» EXERCISE DETAILS
Repeat the data below exactly, dropping any pictures it holds.

» GIVEN RECORDS

╭──

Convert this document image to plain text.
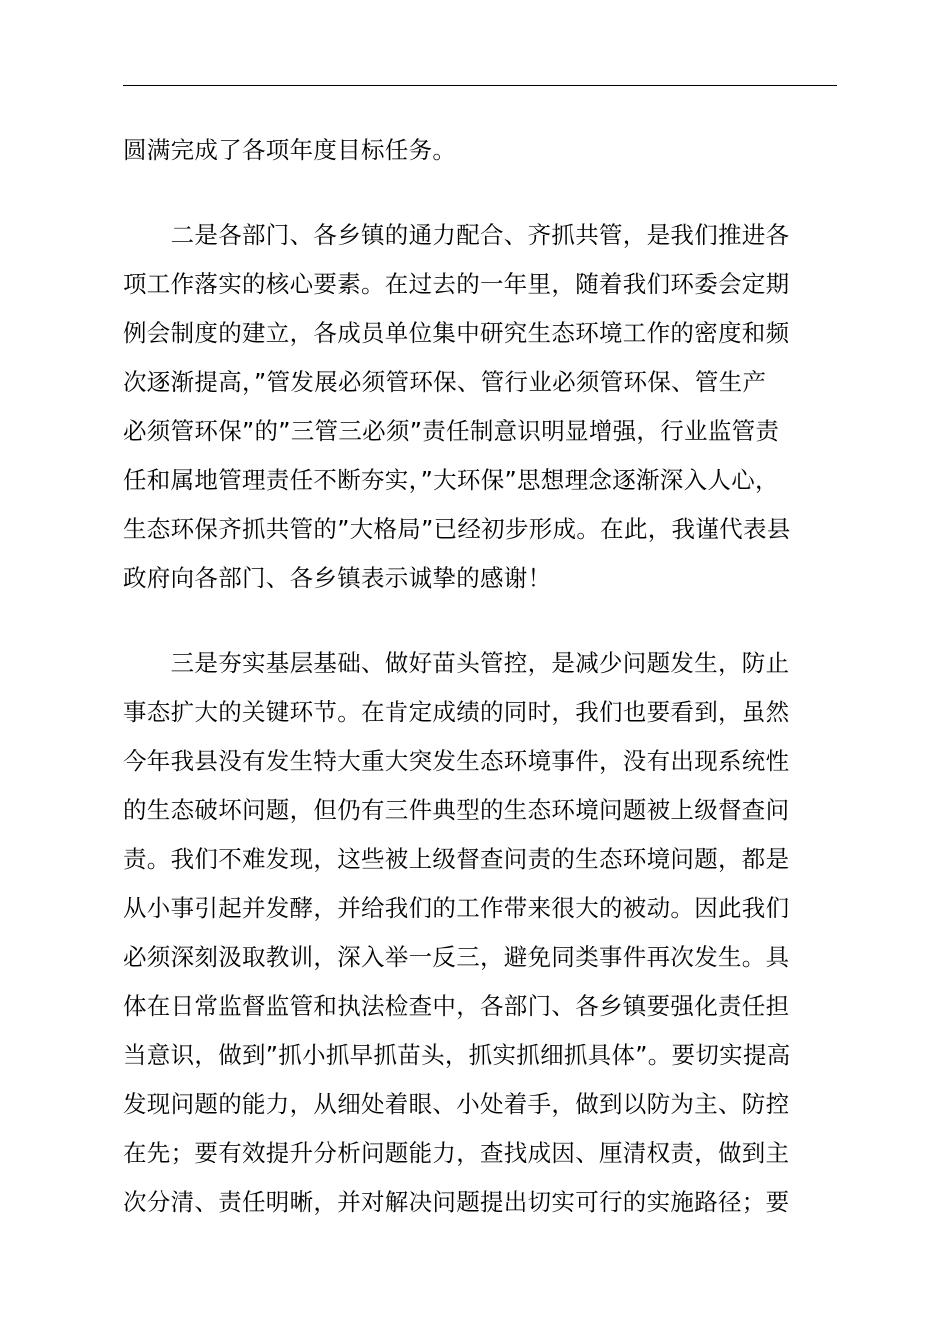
圆满完成了各项年度目标任务。
　　二是各部门、各乡镇的通力配合、齐抓共管，是我们推进各
项工作落实的核心要素。在过去的一年里，随着我们环委会定期
例会制度的建立，各成员单位集中研究生态环境工作的密度和频
次逐渐提高，”管发展必须管环保、管行业必须管环保、管生产
必须管环保”的”三管三必须”责任制意识明显增强，行业监管责
任和属地管理责任不断夯实，”大环保”思想理念逐渐深入人心，
生态环保齐抓共管的”大格局”已经初步形成。在此，我谨代表县
政府向各部门、各乡镇表示诚挚的感谢！
　　三是夯实基层基础、做好苗头管控，是减少问题发生，防止
事态扩大的关键环节。在肯定成绩的同时，我们也要看到，虽然
今年我县没有发生特大重大突发生态环境事件，没有出现系统性
的生态破坏问题，但仍有三件典型的生态环境问题被上级督查问
责。我们不难发现，这些被上级督查问责的生态环境问题，都是
从小事引起并发酵，并给我们的工作带来很大的被动。因此我们
必须深刻汲取教训，深入举一反三，避免同类事件再次发生。具
体在日常监督监管和执法检查中，各部门、各乡镇要强化责任担
当意识，做到”抓小抓早抓苗头，抓实抓细抓具体”。要切实提高
发现问题的能力，从细处着眼、小处着手，做到以防为主、防控
在先；要有效提升分析问题能力，查找成因、厘清权责，做到主
次分清、责任明晰，并对解决问题提出切实可行的实施路径；要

╰──

» CORRECT OUTPUT
Convert this document image to plain text.
圆满完成了各项年度目标任务。
　　二是各部门、各乡镇的通力配合、齐抓共管，是我们推进各
项工作落实的核心要素。在过去的一年里，随着我们环委会定期
例会制度的建立，各成员单位集中研究生态环境工作的密度和频
次逐渐提高，”管发展必须管环保、管行业必须管环保、管生产
必须管环保”的”三管三必须”责任制意识明显增强，行业监管责
任和属地管理责任不断夯实，”大环保”思想理念逐渐深入人心，
生态环保齐抓共管的”大格局”已经初步形成。在此，我谨代表县
政府向各部门、各乡镇表示诚挚的感谢！
　　三是夯实基层基础、做好苗头管控，是减少问题发生，防止
事态扩大的关键环节。在肯定成绩的同时，我们也要看到，虽然
今年我县没有发生特大重大突发生态环境事件，没有出现系统性
的生态破坏问题，但仍有三件典型的生态环境问题被上级督查问
责。我们不难发现，这些被上级督查问责的生态环境问题，都是
从小事引起并发酵，并给我们的工作带来很大的被动。因此我们
必须深刻汲取教训，深入举一反三，避免同类事件再次发生。具
体在日常监督监管和执法检查中，各部门、各乡镇要强化责任担
当意识，做到”抓小抓早抓苗头，抓实抓细抓具体”。要切实提高
发现问题的能力，从细处着眼、小处着手，做到以防为主、防控
在先；要有效提升分析问题能力，查找成因、厘清权责，做到主
次分清、责任明晰，并对解决问题提出切实可行的实施路径；要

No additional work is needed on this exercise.